Below is a block of data; give all of it again word for word.

(Information given):
-=-=-

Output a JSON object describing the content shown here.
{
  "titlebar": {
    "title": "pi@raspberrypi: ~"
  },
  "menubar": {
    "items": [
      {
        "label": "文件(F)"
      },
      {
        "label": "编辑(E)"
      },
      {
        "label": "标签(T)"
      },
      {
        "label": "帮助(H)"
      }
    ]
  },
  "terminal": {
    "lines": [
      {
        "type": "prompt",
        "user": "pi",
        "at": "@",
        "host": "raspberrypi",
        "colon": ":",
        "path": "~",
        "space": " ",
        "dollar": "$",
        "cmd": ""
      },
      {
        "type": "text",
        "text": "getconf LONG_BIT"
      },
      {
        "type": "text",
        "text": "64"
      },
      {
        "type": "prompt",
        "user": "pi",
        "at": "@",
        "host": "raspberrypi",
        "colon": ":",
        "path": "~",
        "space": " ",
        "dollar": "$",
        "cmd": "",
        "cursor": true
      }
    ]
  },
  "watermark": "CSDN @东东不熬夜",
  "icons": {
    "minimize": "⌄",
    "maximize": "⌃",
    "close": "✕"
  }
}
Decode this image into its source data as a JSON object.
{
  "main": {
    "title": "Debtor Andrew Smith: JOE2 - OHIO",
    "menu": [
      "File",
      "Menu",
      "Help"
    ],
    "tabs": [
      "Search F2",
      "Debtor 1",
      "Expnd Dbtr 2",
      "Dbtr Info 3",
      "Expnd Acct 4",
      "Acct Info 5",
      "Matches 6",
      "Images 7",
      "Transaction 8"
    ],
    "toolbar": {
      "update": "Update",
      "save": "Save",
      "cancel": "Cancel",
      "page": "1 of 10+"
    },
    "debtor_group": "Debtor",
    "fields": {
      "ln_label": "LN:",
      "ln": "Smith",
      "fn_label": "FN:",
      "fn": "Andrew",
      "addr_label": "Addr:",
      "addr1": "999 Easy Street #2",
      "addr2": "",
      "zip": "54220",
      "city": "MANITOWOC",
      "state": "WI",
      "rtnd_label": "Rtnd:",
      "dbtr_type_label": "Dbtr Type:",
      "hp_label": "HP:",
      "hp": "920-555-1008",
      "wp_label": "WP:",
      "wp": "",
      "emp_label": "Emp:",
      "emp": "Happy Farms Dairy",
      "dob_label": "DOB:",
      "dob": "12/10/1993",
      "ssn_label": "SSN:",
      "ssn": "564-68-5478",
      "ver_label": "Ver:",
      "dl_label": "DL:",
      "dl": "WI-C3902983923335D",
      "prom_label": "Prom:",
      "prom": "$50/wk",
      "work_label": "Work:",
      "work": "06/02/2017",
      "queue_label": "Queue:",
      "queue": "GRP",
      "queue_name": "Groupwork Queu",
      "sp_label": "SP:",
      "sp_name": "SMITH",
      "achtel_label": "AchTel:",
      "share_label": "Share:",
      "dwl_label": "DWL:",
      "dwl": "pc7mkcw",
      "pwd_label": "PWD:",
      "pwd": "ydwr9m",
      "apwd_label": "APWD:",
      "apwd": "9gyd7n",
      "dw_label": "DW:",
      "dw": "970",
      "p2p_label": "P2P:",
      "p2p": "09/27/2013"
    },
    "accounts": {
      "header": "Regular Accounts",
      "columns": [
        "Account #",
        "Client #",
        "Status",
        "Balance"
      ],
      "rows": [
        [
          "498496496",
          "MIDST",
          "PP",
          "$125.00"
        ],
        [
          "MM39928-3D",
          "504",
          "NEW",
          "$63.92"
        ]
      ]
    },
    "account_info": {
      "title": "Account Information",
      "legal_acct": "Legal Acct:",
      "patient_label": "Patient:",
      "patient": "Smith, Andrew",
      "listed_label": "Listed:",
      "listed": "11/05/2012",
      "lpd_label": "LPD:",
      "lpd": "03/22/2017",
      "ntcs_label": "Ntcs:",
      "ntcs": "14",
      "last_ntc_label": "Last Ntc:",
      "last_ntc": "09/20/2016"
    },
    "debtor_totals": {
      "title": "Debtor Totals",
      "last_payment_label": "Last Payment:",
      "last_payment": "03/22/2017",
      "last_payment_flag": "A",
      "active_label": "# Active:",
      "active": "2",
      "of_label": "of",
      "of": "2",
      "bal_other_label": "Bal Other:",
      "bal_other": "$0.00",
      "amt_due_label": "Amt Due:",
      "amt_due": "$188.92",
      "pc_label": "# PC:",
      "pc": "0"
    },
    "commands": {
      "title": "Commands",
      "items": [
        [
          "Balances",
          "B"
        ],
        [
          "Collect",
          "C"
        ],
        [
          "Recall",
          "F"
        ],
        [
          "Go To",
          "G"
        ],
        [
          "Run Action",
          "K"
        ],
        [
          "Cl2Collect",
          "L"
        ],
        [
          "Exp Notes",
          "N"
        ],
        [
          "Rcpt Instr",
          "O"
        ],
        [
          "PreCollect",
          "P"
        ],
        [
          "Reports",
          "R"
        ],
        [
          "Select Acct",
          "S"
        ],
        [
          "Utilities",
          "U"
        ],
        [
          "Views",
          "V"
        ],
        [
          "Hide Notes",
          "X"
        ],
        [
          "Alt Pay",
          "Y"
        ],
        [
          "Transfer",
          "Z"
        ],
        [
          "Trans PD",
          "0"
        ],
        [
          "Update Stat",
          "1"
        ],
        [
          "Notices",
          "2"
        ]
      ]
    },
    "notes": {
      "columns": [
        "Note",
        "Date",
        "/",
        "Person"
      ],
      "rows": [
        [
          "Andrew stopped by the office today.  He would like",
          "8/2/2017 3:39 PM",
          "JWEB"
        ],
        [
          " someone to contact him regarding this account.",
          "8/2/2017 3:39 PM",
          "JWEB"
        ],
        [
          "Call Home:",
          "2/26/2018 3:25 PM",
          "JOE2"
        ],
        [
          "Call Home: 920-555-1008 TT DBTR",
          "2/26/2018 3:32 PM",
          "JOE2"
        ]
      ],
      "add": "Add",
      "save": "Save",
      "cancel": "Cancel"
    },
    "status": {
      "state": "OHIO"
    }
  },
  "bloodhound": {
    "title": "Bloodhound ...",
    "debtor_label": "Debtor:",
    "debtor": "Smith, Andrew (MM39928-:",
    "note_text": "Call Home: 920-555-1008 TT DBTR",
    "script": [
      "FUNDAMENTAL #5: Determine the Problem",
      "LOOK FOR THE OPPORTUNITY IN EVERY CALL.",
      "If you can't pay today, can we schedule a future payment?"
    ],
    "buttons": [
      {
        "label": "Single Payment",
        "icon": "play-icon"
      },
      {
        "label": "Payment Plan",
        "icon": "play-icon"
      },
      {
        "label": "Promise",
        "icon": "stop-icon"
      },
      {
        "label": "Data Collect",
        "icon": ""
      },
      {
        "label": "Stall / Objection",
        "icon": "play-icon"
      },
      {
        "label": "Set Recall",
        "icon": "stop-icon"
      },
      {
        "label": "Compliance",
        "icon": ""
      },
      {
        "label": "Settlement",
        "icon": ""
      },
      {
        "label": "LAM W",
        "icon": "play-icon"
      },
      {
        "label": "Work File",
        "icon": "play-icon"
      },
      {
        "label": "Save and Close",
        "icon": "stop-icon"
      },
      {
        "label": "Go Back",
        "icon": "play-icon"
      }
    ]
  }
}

-=-=-

(Completed task):
Output a JSON object describing the content shown here.
{
  "titlebar": {
    "title": "pi@raspberrypi: ~"
  },
  "menubar": {
    "items": [
      {
        "label": "文件(F)"
      },
      {
        "label": "编辑(E)"
      },
      {
        "label": "标签(T)"
      },
      {
        "label": "帮助(H)"
      }
    ]
  },
  "terminal": {
    "lines": [
      {
        "type": "prompt",
        "user": "pi",
        "at": "@",
        "host": "raspberrypi",
        "colon": ":",
        "path": "~",
        "space": " ",
        "dollar": "$",
        "cmd": ""
      },
      {
        "type": "text",
        "text": "getconf LONG_BIT"
      },
      {
        "type": "text",
        "text": "64"
      },
      {
        "type": "prompt",
        "user": "pi",
        "at": "@",
        "host": "raspberrypi",
        "colon": ":",
        "path": "~",
        "space": " ",
        "dollar": "$",
        "cmd": "",
        "cursor": true
      }
    ]
  },
  "watermark": "CSDN @东东不熬夜",
  "icons": {
    "minimize": "⌄",
    "maximize": "⌃",
    "close": "✕"
  }
}
Decode this image into its source data as a JSON object.
{
  "main": {
    "title": "Debtor Andrew Smith: JOE2 - OHIO",
    "menu": [
      "File",
      "Menu",
      "Help"
    ],
    "tabs": [
      "Search F2",
      "Debtor 1",
      "Expnd Dbtr 2",
      "Dbtr Info 3",
      "Expnd Acct 4",
      "Acct Info 5",
      "Matches 6",
      "Images 7",
      "Transaction 8"
    ],
    "toolbar": {
      "update": "Update",
      "save": "Save",
      "cancel": "Cancel",
      "page": "1 of 10+"
    },
    "debtor_group": "Debtor",
    "fields": {
      "ln_label": "LN:",
      "ln": "Smith",
      "fn_label": "FN:",
      "fn": "Andrew",
      "addr_label": "Addr:",
      "addr1": "999 Easy Street #2",
      "addr2": "",
      "zip": "54220",
      "city": "MANITOWOC",
      "state": "WI",
      "rtnd_label": "Rtnd:",
      "dbtr_type_label": "Dbtr Type:",
      "hp_label": "HP:",
      "hp": "920-555-1008",
      "wp_label": "WP:",
      "wp": "",
      "emp_label": "Emp:",
      "emp": "Happy Farms Dairy",
      "dob_label": "DOB:",
      "dob": "12/10/1993",
      "ssn_label": "SSN:",
      "ssn": "564-68-5478",
      "ver_label": "Ver:",
      "dl_label": "DL:",
      "dl": "WI-C3902983923335D",
      "prom_label": "Prom:",
      "prom": "$50/wk",
      "work_label": "Work:",
      "work": "06/02/2017",
      "queue_label": "Queue:",
      "queue": "GRP",
      "queue_name": "Groupwork Queu",
      "sp_label": "SP:",
      "sp_name": "SMITH",
      "achtel_label": "AchTel:",
      "share_label": "Share:",
      "dwl_label": "DWL:",
      "dwl": "pc7mkcw",
      "pwd_label": "PWD:",
      "pwd": "ydwr9m",
      "apwd_label": "APWD:",
      "apwd": "9gyd7n",
      "dw_label": "DW:",
      "dw": "970",
      "p2p_label": "P2P:",
      "p2p": "09/27/2013"
    },
    "accounts": {
      "header": "Regular Accounts",
      "columns": [
        "Account #",
        "Client #",
        "Status",
        "Balance"
      ],
      "rows": [
        [
          "498496496",
          "MIDST",
          "PP",
          "$125.00"
        ],
        [
          "MM39928-3D",
          "504",
          "NEW",
          "$63.92"
        ]
      ]
    },
    "account_info": {
      "title": "Account Information",
      "legal_acct": "Legal Acct:",
      "patient_label": "Patient:",
      "patient": "Smith, Andrew",
      "listed_label": "Listed:",
      "listed": "11/05/2012",
      "lpd_label": "LPD:",
      "lpd": "03/22/2017",
      "ntcs_label": "Ntcs:",
      "ntcs": "14",
      "last_ntc_label": "Last Ntc:",
      "last_ntc": "09/20/2016"
    },
    "debtor_totals": {
      "title": "Debtor Totals",
      "last_payment_label": "Last Payment:",
      "last_payment": "03/22/2017",
      "last_payment_flag": "A",
      "active_label": "# Active:",
      "active": "2",
      "of_label": "of",
      "of": "2",
      "bal_other_label": "Bal Other:",
      "bal_other": "$0.00",
      "amt_due_label": "Amt Due:",
      "amt_due": "$188.92",
      "pc_label": "# PC:",
      "pc": "0"
    },
    "commands": {
      "title": "Commands",
      "items": [
        [
          "Balances",
          "B"
        ],
        [
          "Collect",
          "C"
        ],
        [
          "Recall",
          "F"
        ],
        [
          "Go To",
          "G"
        ],
        [
          "Run Action",
          "K"
        ],
        [
          "Cl2Collect",
          "L"
        ],
        [
          "Exp Notes",
          "N"
        ],
        [
          "Rcpt Instr",
          "O"
        ],
        [
          "PreCollect",
          "P"
        ],
        [
          "Reports",
          "R"
        ],
        [
          "Select Acct",
          "S"
        ],
        [
          "Utilities",
          "U"
        ],
        [
          "Views",
          "V"
        ],
        [
          "Hide Notes",
          "X"
        ],
        [
          "Alt Pay",
          "Y"
        ],
        [
          "Transfer",
          "Z"
        ],
        [
          "Trans PD",
          "0"
        ],
        [
          "Update Stat",
          "1"
        ],
        [
          "Notices",
          "2"
        ]
      ]
    },
    "notes": {
      "columns": [
        "Note",
        "Date",
        "/",
        "Person"
      ],
      "rows": [
        [
          "Andrew stopped by the office today.  He would like",
          "8/2/2017 3:39 PM",
          "JWEB"
        ],
        [
          " someone to contact him regarding this account.",
          "8/2/2017 3:39 PM",
          "JWEB"
        ],
        [
          "Call Home:",
          "2/26/2018 3:25 PM",
          "JOE2"
        ],
        [
          "Call Home: 920-555-1008 TT DBTR",
          "2/26/2018 3:32 PM",
          "JOE2"
        ]
      ],
      "add": "Add",
      "save": "Save",
      "cancel": "Cancel"
    },
    "status": {
      "state": "OHIO"
    }
  },
  "bloodhound": {
    "title": "Bloodhound ...",
    "debtor_label": "Debtor:",
    "debtor": "Smith, Andrew (MM39928-:",
    "note_text": "Call Home: 920-555-1008 TT DBTR",
    "script": [
      "FUNDAMENTAL #5: Determine the Problem",
      "LOOK FOR THE OPPORTUNITY IN EVERY CALL.",
      "If you can't pay today, can we schedule a future payment?"
    ],
    "buttons": [
      {
        "label": "Single Payment",
        "icon": "play-icon"
      },
      {
        "label": "Payment Plan",
        "icon": "play-icon"
      },
      {
        "label": "Promise",
        "icon": "stop-icon"
      },
      {
        "label": "Data Collect",
        "icon": ""
      },
      {
        "label": "Stall / Objection",
        "icon": "play-icon"
      },
      {
        "label": "Set Recall",
        "icon": "stop-icon"
      },
      {
        "label": "Compliance",
        "icon": ""
      },
      {
        "label": "Settlement",
        "icon": ""
      },
      {
        "label": "LAM W",
        "icon": "play-icon"
      },
      {
        "label": "Work File",
        "icon": "play-icon"
      },
      {
        "label": "Save and Close",
        "icon": "stop-icon"
      },
      {
        "label": "Go Back",
        "icon": "play-icon"
      }
    ]
  }
}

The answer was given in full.